Task details = Return every line from the records below in which the word "cells" is found.

--- Records shown ---

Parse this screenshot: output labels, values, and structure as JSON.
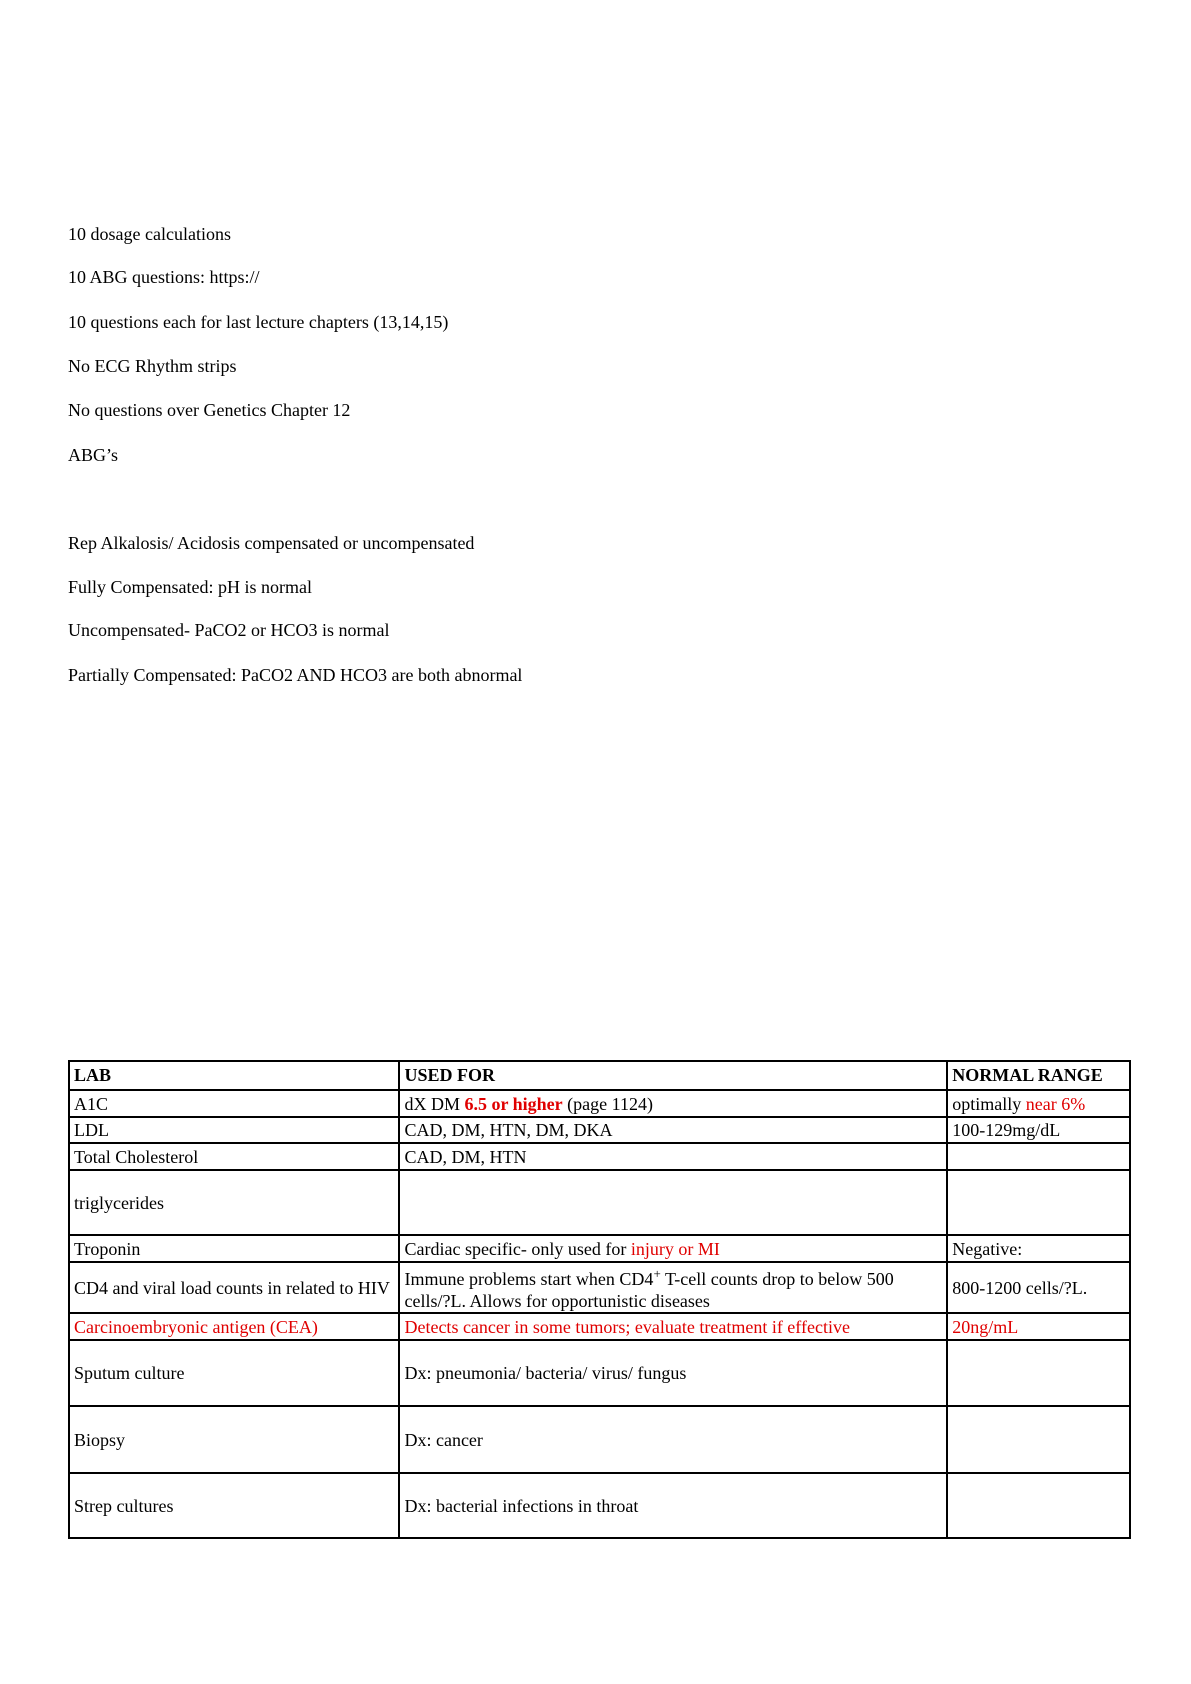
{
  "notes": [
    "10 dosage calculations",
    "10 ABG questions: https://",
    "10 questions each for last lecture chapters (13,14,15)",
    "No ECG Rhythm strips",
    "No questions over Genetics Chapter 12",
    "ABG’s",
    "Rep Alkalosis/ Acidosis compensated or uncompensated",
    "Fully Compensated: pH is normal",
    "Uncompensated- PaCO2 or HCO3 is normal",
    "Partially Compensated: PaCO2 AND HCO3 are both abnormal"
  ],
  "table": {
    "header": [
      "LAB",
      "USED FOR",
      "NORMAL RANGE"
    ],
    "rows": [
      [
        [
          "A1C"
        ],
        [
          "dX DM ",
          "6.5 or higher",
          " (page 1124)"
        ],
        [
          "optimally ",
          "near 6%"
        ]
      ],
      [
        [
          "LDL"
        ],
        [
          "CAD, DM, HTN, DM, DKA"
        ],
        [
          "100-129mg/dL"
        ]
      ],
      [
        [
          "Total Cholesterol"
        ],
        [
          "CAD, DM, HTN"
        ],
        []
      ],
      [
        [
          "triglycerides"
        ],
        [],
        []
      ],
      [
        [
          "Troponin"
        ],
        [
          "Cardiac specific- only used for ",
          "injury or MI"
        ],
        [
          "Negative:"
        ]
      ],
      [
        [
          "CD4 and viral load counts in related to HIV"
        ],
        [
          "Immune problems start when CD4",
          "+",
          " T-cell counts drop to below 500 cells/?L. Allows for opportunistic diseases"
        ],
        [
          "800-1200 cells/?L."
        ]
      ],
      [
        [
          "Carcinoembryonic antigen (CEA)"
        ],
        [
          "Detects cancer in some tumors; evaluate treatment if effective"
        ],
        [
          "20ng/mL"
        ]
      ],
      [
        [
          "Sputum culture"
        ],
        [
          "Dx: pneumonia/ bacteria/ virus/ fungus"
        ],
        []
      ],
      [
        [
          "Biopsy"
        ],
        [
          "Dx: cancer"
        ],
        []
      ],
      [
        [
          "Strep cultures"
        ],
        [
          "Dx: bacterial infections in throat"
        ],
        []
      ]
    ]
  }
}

---

Task answer =
          " T-cell counts drop to below 500 cells/?L. Allows for opportunistic diseases"
          "800-1200 cells/?L."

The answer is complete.